Zunächst eine Vorbemerkung: Dies ist ein Buchtipp für literarische Genießer. Der im Jahr 1967 erschienene (und 2014 von mare in Deutschland veröffentlichte) Roman „Der Garten über dem Meer“ von der katalanischen Autorin Mercè Rodoreda (1908 – 1983) ist der Inbegriff für ein langsames Schweifen über die Seiten und ein tiefes Eintauchen in die Sprache.
Erzählt wird diese Geschichte aus der Perspektive des Gärtners der Herrschaften, die in jenem Haus leben, dessen Garten über dem Meer liegt. Zeitlich ist der Roman in den 1920er Jahren angesiedelt, wobei sich der Gärtner an sechs Sommer zurückerinnert, die die Herrschaften in diesem Haus hoch oben über dem Meer verbringen. Wir tauchen ein in die pittoresken Beschreibungen des Gärtners von Blumen und Pflanzen, über die er schlichtweg alles zu wissen scheint, aber auch in seine Erzählungen von der illustren Gesellschaft rund um das Herrenhaus.
Senyoret Francesc und Senyoreta Rosamaria sind frisch verheiratet, als sie das Haus zum ersten Mal als Sommerresidenz nutzen. Begleitet werden sie von einer Schar von Gästen und Bediensteten – und das auch in jedem der darauffolgenden Jahre. Der Maler Feliu Roca beispielsweise malt den lieben langen Tag nichts als das Meer und das Dienstmädchen Miranda zeigt eindeutiges Interesse am Hausherrn. Aus der Perspektive des Gärtners erfahren wir von Liebeleien, Schwangerschaften, Verflossenen … ein Potpourri des Lebens quasi. Ganz so einfach ist es jedoch nicht, denn wir können beobachten, wie das Leben in der gehobenen Gesellschaft in den 1920er Jahren in Spanien aussah, welche Zwänge und Abgründe sich durch dieses ergaben, wieso auch in einem Garten über dem Meer, einem wunderschönen Fleckchen Erde, Melancholie zu finden sein kann.

● ● ● ● ● ● ●

AUFGABEN:
• A. Beantworte anhand des Buchtipps folgende Fragen:
(i) In welchem Jahr ist der Roman ursprünglich erschienen?
(ii) An wie viele Sommer erinnert sich der Gärtner zurück?
(iii) Was malt der Maler Feliu Roca?
• B. Überarbeite im Buchtipp den Abschnitt von „Erzählt wird diese“ bis einschließlich „um das Herrenhaus.“: Ersetze darin „Herrschaften“ durch „Hausherren“ und gib den Abschnitt vollständig wieder.
• C. Weshalb ist der Roman laut dem Buchtipp nicht einfach nur ein Potpourri des Lebens? Erkläre dies in ein bis drei Sätzen.

BEREITGESTELLTES MATERIAL:
● ● ● ● ● ● ●

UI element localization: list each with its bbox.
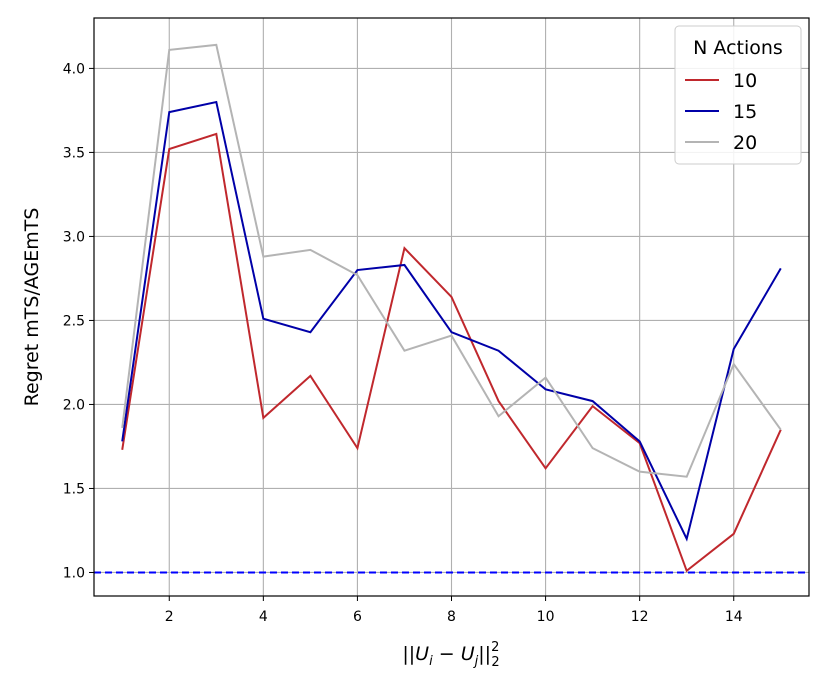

● ● ● ● ● ● ●

LÖSUNGEN:
• A.
(i) 1967
(ii) An sechs Sommer
(iii) Nichts als das Meer

• B.
Erzählt wird diese Geschichte aus der Perspektive des Gärtners der Hausherren, die in jenem Haus leben, dessen Garten über dem Meer liegt. Zeitlich ist der Roman in den 1920er Jahren angesiedelt, wobei sich der Gärtner an sechs Sommer zurückerinnert, die die Hausherren in diesem Haus hoch oben über dem Meer verbringen. Wir tauchen ein in die pittoresken Beschreibungen des Gärtners von Blumen und Pflanzen, über die er schlichtweg alles zu wissen scheint, aber auch in seine Erzählungen von der illustren Gesellschaft rund um das Herrenhaus.

• C. Der Roman zeigt, wie das Leben in der gehobenen Gesellschaft im Spanien der 1920er Jahre aussah und welche Zwänge und Abgründe sich daraus ergaben. Zudem lässt er erkennen, warum selbst in einem Garten über dem Meer, einem wunderschönen Fleckchen Erde, Melancholie zu finden sein kann.